Opdracht:
Geef uit de brief over de begroting 2014 letterlijk het stuk terug dat opent met de woorden waarin "Een groot deel" staat en sluit met "voor de apparaatskosten.".

Stuk tekst:
# # # # #

33 750 XII Vaststelling van de begrotingsstaten van het Ministerie van Infrastructuur en Milieu (XII) voor het jaar 2014

Nr. 9 BRIEF VAN DE ALGEMENE REKENKAMER

Aan de Voorzitter van de Tweede Kamer der Staten-Generaal

Den Haag, 22 oktober 2013

Met deze brief ontvangt u enkele aandachtspunten van de Algemene Rekenkamer bij de begroting 2014 van het Ministerie van Infrastructuur en Milieu (IenM).1 Voor de Tweede Kamer is het namelijk van belang inzicht te hebben in de mate waarin de minister in de begroting informeert over bezuinigingen of intensiveringen en de bijbehorende maatregel(en) en effecten. Goede verantwoording begint immers bij een goede begroting.

Deze brief gaat in op de begroting van het Ministerie van IenM (hoofdstuk XII), het Infrastructuurfonds en het Deltafonds. De bijdragen aan deze twee investeringsfondsen lopen via de begroting van het Ministerie van IenM.

Over de IenM-begroting

De begroting van het Ministerie van Infrastructuur en Milieu voor 2014 omvat 10.254 miljoen euro aan uitgaven en 261 miljoen euro aan ontvangsten. Dat is circa 4 procent van de totale uitgaven van het Rijk en minder dan 1 procent van de totale ontvangsten.

Een groot deel van de uitgaven gaat naar de investeringsfondsen van het ministerie: 6.363 miljoen euro is bestemd voor het Infrastructuurfonds en 1.089 miljoen euro voor het Deltafonds. Exclusief deze fondsen bedragen de uitgaven voor het Ministerie van IenM 2.802 miljoen euro. Daarvan is 1.779,6 miljoen euro bestemd voor de brede doeluitkering Verkeer en Vervoer aan de regionale en lokale overheden, het resterende bedrag is bestemd voor een groot aantal verschillende beleidsdoelstellingen en voor de apparaatskosten.

# # # # #

[Gegevens over de opmaak]
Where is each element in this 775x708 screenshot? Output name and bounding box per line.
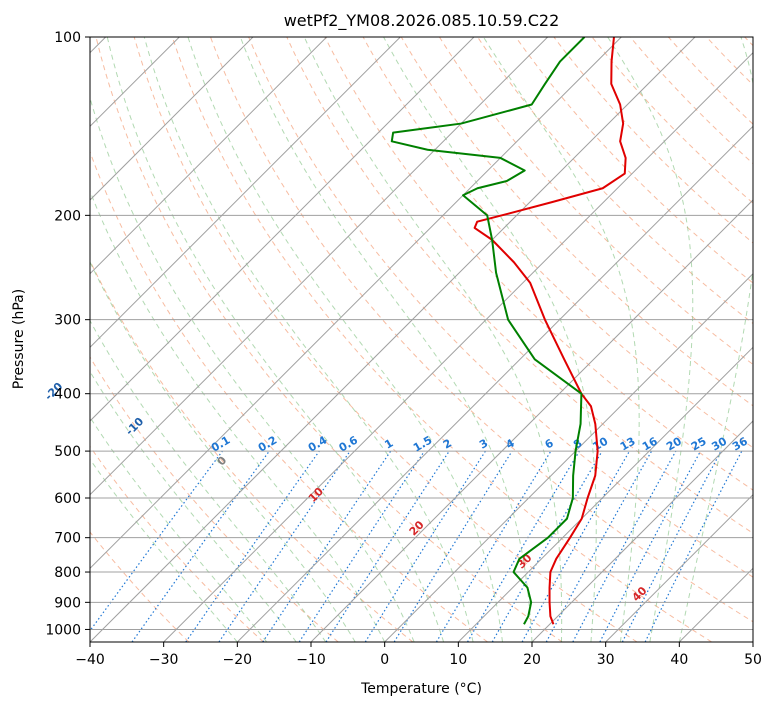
y-tick-label: 200 [54, 208, 81, 224]
isotherm-line [752, 641, 753, 642]
isotherm-line [310, 199, 753, 642]
chart-title: wetPf2_YM08.2026.085.10.59.C22 [284, 11, 560, 31]
background-lines [90, 37, 753, 642]
plot-background [90, 37, 753, 642]
y-tick-label: 600 [54, 491, 81, 507]
isotherm-line [90, 37, 696, 642]
y-tick-label: 700 [54, 531, 81, 547]
mixing-ratio-line [393, 450, 513, 642]
isotherm-line [384, 272, 753, 642]
moist-adiabat-line [239, 37, 533, 642]
isotherm-line [163, 51, 753, 642]
moist-adiabat-line [90, 260, 356, 642]
temperature-profile-line [473, 37, 627, 625]
mixing-ratio-line [545, 450, 653, 642]
dry-adiabat-line [286, 37, 753, 534]
x-tick-label: −10 [296, 652, 326, 668]
x-tick-label: 40 [670, 652, 688, 668]
x-tick-label: −30 [149, 652, 179, 668]
isotherm-line [90, 37, 622, 570]
y-tick-label: 1000 [45, 622, 81, 638]
isotherm-line [236, 125, 753, 642]
x-tick-label: 30 [597, 652, 615, 668]
moist-adiabat-line [383, 37, 597, 642]
y-tick-label: 500 [54, 444, 81, 460]
moist-adiabat-line [303, 37, 563, 642]
isotherm-line [457, 346, 753, 642]
isotherm-line [90, 37, 401, 349]
moist-adiabat-line [482, 37, 640, 642]
y-tick-label: 300 [54, 313, 81, 329]
mixing-ratio-line [262, 450, 392, 642]
y-tick-label: 800 [54, 565, 81, 581]
dry-adiabat-line [400, 37, 753, 407]
y-tick-label: 100 [54, 30, 81, 46]
profile-lines [390, 37, 627, 625]
axes-ticks: −40 −30 −20 −10 0 10 20 30 40 50 100 200 300 400 500 60… [45, 30, 762, 668]
dry-adiabat-line [133, 37, 638, 642]
dry-adiabat-line [90, 259, 414, 642]
dry-adiabat-line [439, 37, 753, 366]
moist-adiabat-line [607, 37, 694, 642]
plot-frame [89, 36, 754, 643]
dry-adiabat-line [324, 37, 753, 491]
isotherm-line [90, 37, 475, 422]
x-tick-label: 10 [449, 652, 467, 668]
moist-adiabat-line [90, 458, 238, 642]
dry-adiabat-line [248, 37, 753, 578]
mixing-ratio-line [131, 450, 270, 642]
y-axis-title: Pressure (hPa) [11, 289, 27, 389]
isotherm-line [90, 37, 254, 201]
dewpoint-profile-line [390, 37, 586, 625]
dry-adiabat-line [90, 356, 339, 642]
x-tick-label: 50 [744, 652, 762, 668]
x-tick-label: −40 [75, 652, 105, 668]
y-tick-label: 900 [54, 595, 81, 611]
isotherm-line [90, 37, 328, 275]
moist-adiabat-line [106, 37, 445, 642]
mixing-ratio-line [185, 450, 320, 642]
moist-adiabat-line [90, 189, 386, 642]
y-tick-label: 400 [54, 387, 81, 403]
x-tick-label: −20 [223, 652, 253, 668]
mixing-ratio-line [325, 450, 450, 642]
isotherm-line [531, 420, 753, 642]
x-tick-label: 20 [523, 652, 541, 668]
x-axis-title: Temperature (°C) [360, 681, 482, 697]
mixing-ratio-line [218, 450, 351, 642]
x-tick-label: 0 [380, 652, 389, 668]
dry-adiabat-line [210, 37, 753, 623]
mixing-ratio-line [572, 450, 677, 642]
isotherm-line [605, 493, 753, 642]
mixing-ratio-line [298, 450, 425, 642]
dry-adiabat-line [95, 37, 563, 642]
dry-adiabat-line [90, 531, 190, 642]
mixing-ratio-line [521, 450, 631, 642]
moist-adiabat-line [90, 370, 297, 642]
isotherm-line [90, 37, 549, 496]
mixing-ratio-line [90, 450, 223, 632]
moist-adiabat-line [143, 37, 474, 642]
moist-adiabat-line [187, 37, 504, 642]
mixing-ratio-line [644, 450, 743, 642]
moist-adiabat-line [90, 416, 268, 642]
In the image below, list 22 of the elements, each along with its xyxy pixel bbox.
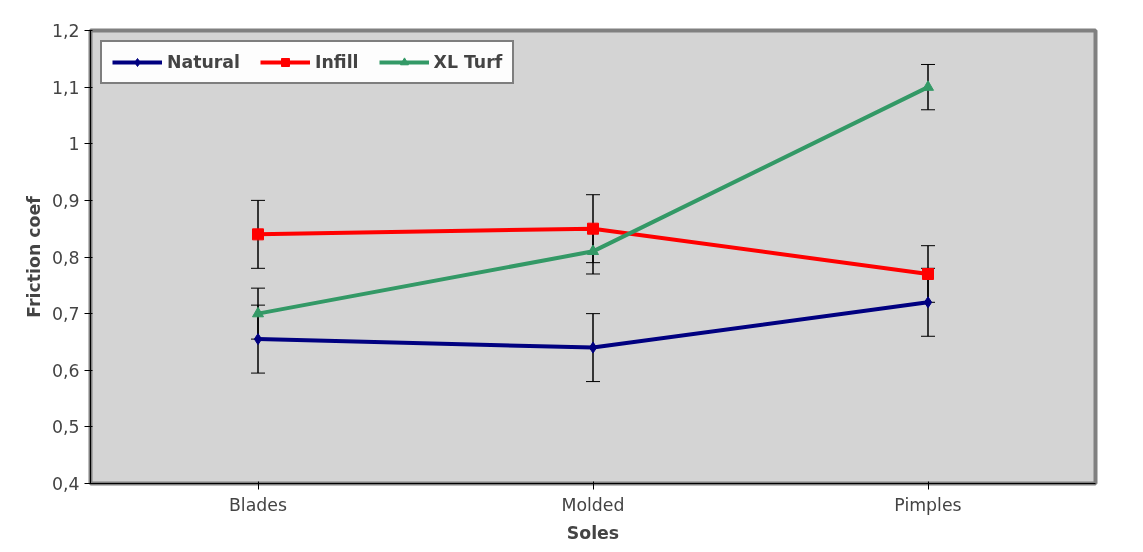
y-tick-label: 0,4 xyxy=(51,474,80,494)
point xyxy=(922,267,934,280)
x-tick-label: Blades xyxy=(229,494,288,515)
y-tick-label: 1,1 xyxy=(51,77,80,98)
y-tick-label: 0,6 xyxy=(51,360,80,381)
y-axis-title: Friction coef xyxy=(23,195,44,318)
legend-label: Natural xyxy=(167,52,240,72)
x-axis-title: Soles xyxy=(566,522,620,543)
x-tick-label: Pimples xyxy=(894,494,962,515)
y-tick-label: 1 xyxy=(68,134,80,155)
y-tick-label: 0,5 xyxy=(51,417,80,438)
y-tick-label: 0,8 xyxy=(51,247,80,268)
legend-label: Infill xyxy=(315,52,359,72)
y-tick-label: 0,7 xyxy=(51,304,80,325)
point xyxy=(252,228,264,241)
point xyxy=(587,222,599,235)
y-tick-label: 0,9 xyxy=(51,190,80,211)
y-tick-label: 1,2 xyxy=(51,21,80,41)
point xyxy=(252,306,264,318)
legend-label: XL Turf xyxy=(433,52,503,72)
x-tick-label: Molded xyxy=(561,494,625,515)
point xyxy=(587,244,599,256)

# # # # #

Antwoord:
Een groot deel van de uitgaven gaat naar de investeringsfondsen van het ministerie: 6.363 miljoen euro is bestemd voor het Infrastructuurfonds en 1.089 miljoen euro voor het Deltafonds. Exclusief deze fondsen bedragen de uitgaven voor het Ministerie van IenM 2.802 miljoen euro. Daarvan is 1.779,6 miljoen euro bestemd voor de brede doeluitkering Verkeer en Vervoer aan de regionale en lokale overheden, het resterende bedrag is bestemd voor een groot aantal verschillende beleidsdoelstellingen en voor de apparaatskosten.